(Exercise description) Scan the material for the word "document", and copy each line where it shows up.

[start Given records]

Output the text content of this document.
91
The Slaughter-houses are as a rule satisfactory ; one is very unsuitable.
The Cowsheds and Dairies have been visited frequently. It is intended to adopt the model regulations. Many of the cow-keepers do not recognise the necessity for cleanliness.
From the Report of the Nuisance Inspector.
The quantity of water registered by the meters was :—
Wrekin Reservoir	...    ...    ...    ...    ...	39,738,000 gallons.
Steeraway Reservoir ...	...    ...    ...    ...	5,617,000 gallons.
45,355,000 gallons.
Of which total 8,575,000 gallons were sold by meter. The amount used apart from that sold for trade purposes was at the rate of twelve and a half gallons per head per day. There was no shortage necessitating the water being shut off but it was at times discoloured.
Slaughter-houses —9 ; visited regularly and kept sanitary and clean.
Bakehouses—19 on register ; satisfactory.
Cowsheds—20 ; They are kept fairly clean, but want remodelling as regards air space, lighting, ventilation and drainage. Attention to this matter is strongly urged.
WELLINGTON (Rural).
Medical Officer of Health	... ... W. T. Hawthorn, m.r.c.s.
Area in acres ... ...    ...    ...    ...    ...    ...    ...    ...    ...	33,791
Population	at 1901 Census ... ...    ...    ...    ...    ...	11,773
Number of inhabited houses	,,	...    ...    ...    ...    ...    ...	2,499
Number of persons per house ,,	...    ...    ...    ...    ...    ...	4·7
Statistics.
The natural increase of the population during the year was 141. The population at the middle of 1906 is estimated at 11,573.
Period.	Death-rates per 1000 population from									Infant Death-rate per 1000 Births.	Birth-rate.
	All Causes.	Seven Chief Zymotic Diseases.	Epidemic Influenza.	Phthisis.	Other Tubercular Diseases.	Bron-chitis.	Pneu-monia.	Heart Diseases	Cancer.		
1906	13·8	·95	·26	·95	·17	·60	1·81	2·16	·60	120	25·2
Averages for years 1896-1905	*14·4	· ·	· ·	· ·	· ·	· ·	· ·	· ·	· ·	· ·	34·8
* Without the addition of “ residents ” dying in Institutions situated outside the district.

[end Given records]
[start Given records]

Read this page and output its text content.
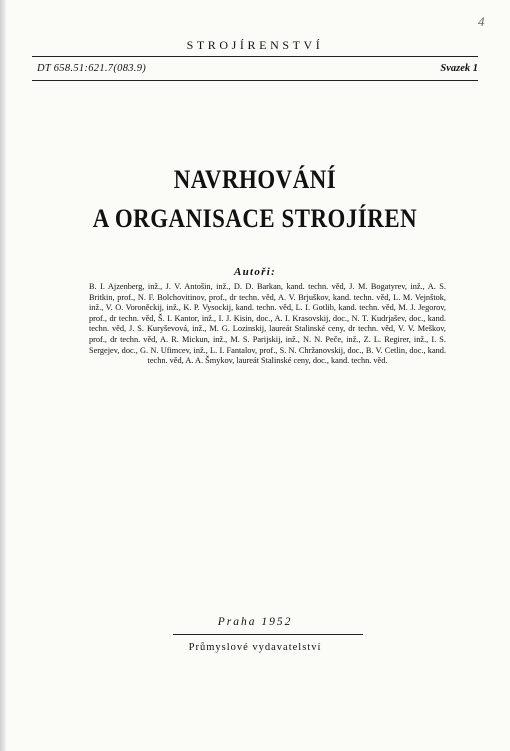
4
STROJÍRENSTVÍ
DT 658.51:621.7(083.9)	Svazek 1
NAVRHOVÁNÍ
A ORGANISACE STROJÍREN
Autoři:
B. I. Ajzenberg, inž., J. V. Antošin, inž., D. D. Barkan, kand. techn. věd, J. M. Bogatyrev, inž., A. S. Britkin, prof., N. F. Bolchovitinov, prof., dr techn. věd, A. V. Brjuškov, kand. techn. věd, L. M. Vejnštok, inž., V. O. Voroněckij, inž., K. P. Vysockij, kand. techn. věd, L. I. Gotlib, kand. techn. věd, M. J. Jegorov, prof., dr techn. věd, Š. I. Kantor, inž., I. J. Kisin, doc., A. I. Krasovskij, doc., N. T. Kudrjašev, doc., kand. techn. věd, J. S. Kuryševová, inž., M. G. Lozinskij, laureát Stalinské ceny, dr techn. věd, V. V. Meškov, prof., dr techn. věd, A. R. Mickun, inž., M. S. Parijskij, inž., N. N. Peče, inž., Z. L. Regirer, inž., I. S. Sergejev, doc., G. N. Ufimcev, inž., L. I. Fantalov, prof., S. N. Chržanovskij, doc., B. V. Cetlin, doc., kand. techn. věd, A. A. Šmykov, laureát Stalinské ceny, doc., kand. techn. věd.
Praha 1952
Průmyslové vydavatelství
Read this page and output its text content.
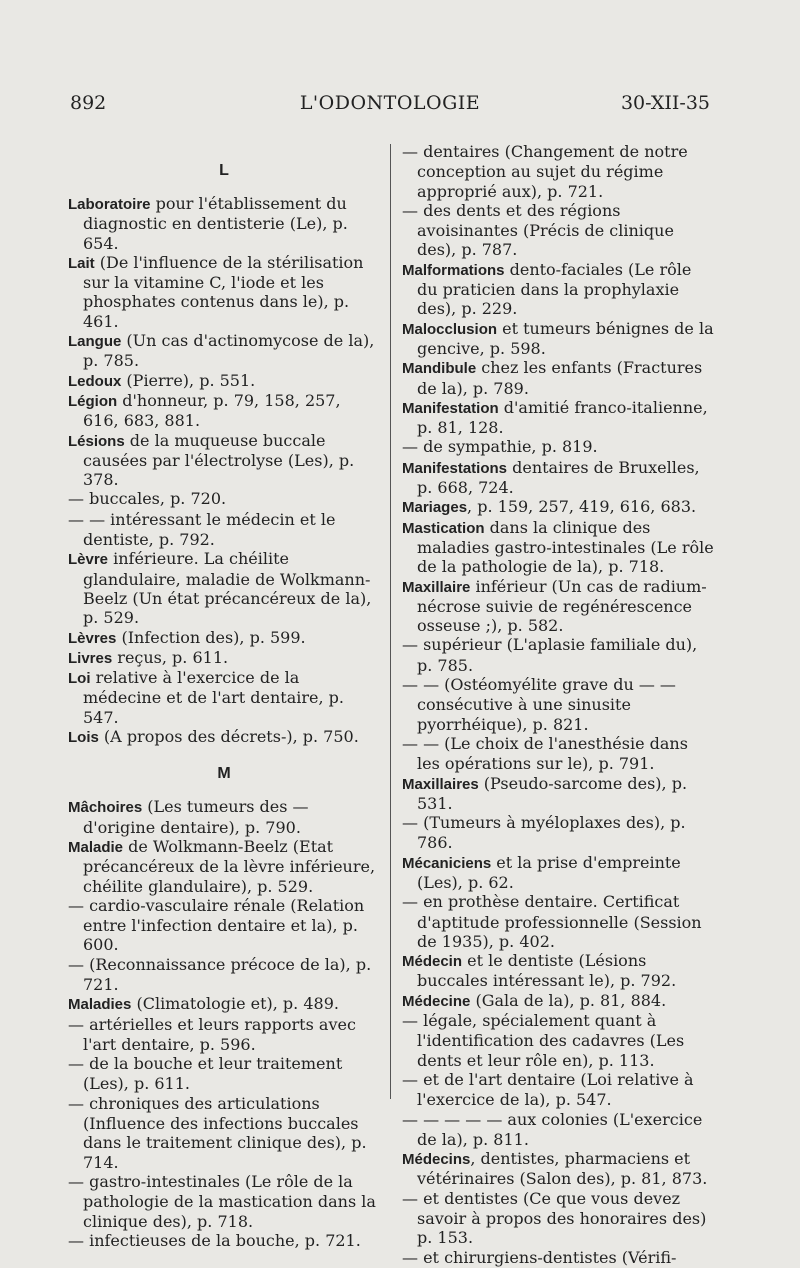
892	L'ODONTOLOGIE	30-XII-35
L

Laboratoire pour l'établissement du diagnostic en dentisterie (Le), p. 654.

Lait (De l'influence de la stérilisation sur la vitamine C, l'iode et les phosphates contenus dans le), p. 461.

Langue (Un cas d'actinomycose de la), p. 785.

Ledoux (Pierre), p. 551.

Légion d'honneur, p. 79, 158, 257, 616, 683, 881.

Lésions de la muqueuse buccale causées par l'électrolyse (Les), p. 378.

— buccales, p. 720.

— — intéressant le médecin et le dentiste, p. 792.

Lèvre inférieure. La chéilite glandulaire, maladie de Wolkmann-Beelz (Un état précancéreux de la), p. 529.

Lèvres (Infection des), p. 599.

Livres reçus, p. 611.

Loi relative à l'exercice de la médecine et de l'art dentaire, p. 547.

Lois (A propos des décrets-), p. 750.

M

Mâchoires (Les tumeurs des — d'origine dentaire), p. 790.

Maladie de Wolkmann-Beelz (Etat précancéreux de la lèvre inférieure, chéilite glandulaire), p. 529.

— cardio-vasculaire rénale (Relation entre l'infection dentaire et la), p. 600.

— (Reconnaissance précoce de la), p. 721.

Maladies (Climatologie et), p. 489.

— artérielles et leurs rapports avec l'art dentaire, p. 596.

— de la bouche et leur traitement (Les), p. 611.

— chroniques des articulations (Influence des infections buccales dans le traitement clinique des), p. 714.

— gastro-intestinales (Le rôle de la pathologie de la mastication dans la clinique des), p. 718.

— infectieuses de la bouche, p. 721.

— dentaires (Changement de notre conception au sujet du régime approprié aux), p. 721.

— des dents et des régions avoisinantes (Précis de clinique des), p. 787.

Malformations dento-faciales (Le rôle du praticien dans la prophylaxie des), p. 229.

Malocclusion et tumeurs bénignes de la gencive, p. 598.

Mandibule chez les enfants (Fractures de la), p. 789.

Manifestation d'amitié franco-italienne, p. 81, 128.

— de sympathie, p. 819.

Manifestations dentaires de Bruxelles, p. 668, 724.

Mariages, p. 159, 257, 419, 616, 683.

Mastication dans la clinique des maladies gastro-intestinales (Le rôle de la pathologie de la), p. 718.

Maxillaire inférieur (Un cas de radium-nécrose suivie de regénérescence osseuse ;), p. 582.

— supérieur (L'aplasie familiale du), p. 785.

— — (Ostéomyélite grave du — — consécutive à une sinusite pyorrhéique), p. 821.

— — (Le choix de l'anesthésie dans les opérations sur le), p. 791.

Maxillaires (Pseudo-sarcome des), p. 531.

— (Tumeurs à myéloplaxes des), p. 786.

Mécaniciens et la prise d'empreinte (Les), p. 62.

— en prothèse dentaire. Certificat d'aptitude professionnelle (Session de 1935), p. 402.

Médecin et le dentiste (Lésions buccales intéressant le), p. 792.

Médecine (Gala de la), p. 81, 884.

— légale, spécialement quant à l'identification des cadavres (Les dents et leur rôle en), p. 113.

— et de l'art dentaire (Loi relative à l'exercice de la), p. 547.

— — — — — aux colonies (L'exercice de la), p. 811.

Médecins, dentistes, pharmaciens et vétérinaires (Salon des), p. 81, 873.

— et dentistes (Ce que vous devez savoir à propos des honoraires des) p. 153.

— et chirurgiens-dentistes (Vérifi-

[end Given records]
[start Given records]

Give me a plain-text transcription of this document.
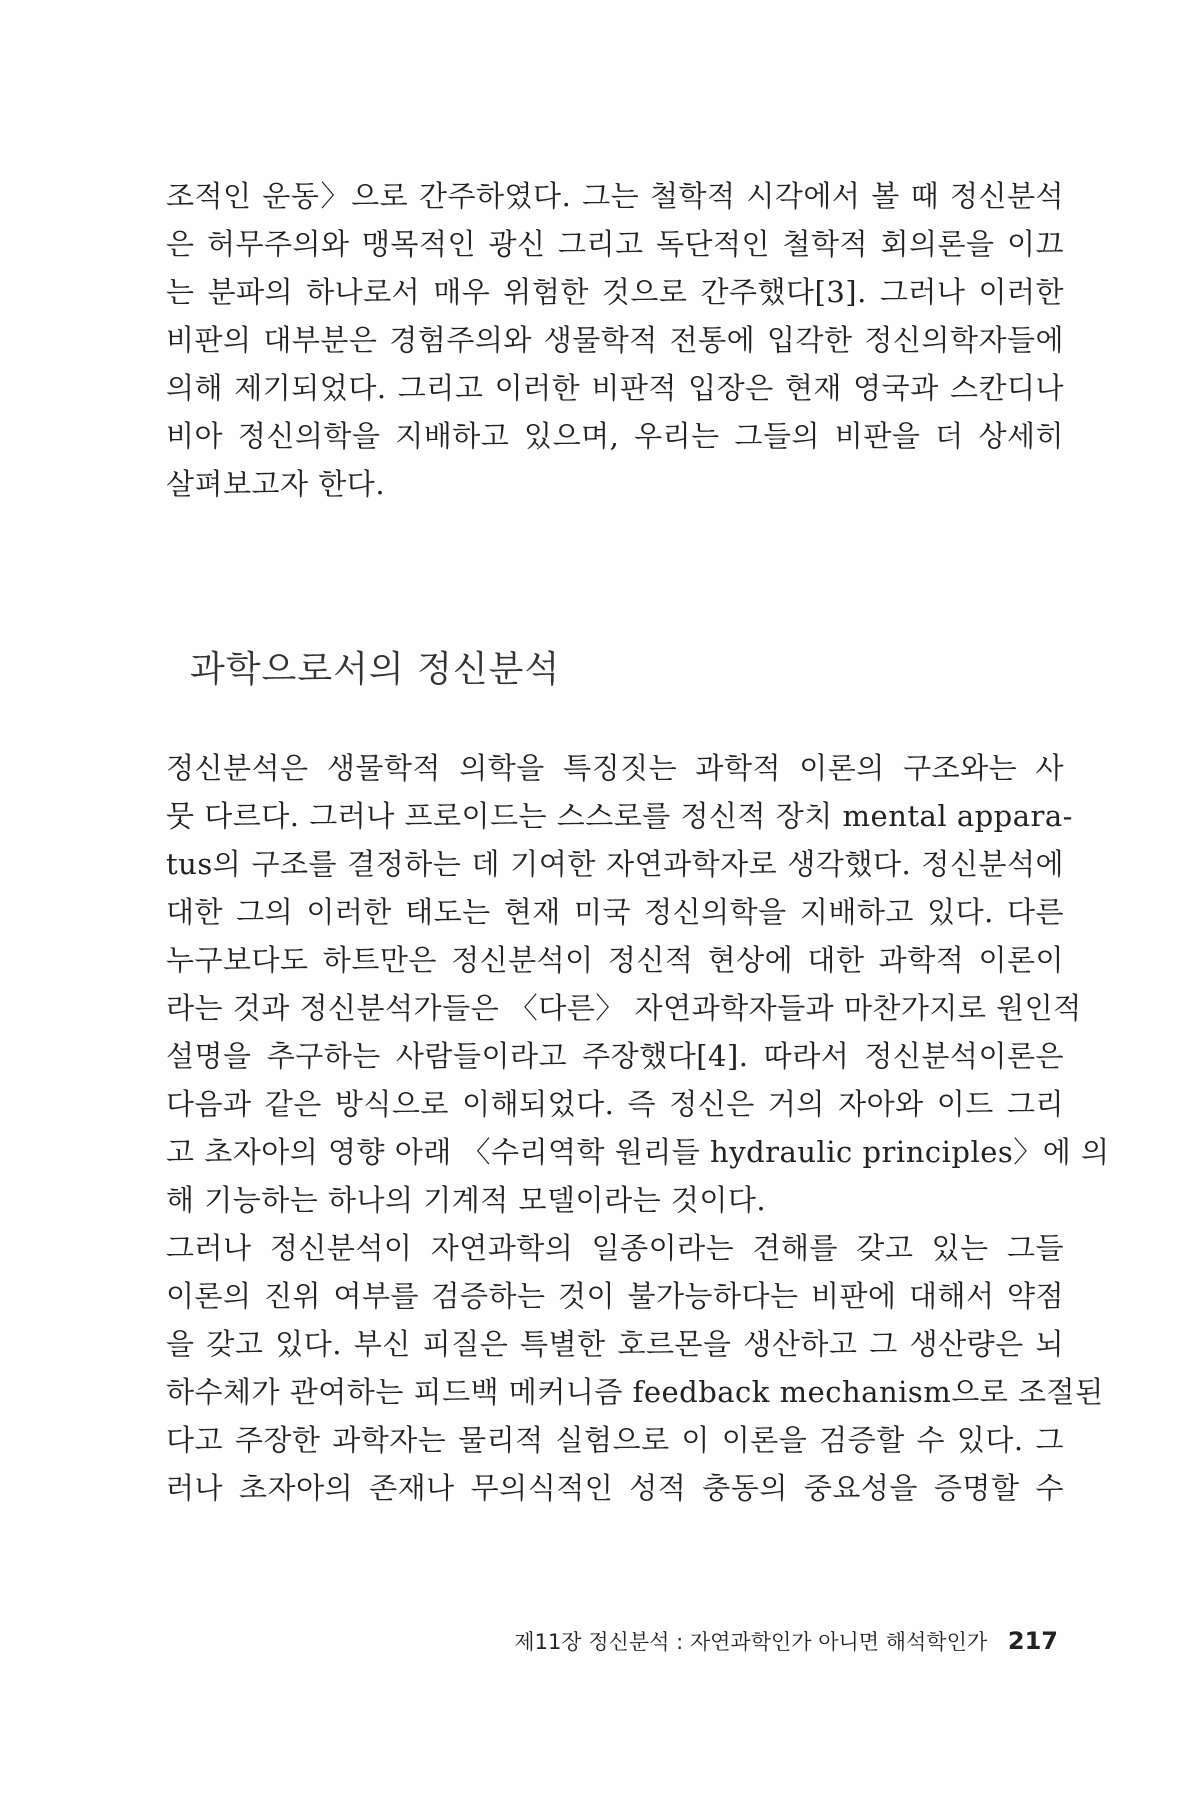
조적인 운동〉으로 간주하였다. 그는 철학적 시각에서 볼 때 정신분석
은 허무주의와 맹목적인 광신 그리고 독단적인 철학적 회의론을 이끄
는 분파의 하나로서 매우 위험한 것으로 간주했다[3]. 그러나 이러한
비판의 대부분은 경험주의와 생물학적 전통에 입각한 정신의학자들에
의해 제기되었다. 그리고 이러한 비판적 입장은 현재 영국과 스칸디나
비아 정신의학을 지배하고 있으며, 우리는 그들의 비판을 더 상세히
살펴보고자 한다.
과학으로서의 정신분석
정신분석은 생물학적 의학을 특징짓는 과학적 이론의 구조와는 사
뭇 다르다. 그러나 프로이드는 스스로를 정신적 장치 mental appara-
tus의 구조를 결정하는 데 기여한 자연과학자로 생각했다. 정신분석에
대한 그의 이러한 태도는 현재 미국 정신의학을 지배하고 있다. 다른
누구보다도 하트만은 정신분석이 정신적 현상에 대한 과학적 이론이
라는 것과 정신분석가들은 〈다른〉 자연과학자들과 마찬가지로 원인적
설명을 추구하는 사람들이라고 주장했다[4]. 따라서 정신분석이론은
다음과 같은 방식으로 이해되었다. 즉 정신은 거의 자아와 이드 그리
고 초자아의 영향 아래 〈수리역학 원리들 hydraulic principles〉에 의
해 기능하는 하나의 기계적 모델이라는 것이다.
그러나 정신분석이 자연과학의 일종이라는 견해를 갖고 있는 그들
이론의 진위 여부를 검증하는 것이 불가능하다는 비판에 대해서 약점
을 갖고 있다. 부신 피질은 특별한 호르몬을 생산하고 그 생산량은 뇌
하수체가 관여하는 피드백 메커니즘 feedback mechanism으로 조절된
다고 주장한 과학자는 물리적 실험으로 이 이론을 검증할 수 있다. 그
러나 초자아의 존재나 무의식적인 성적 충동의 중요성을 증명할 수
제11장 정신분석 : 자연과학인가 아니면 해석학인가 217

[end Given records]

(Result of this task)
Output the text content of this document.
Give me a plain-text transcription of this document.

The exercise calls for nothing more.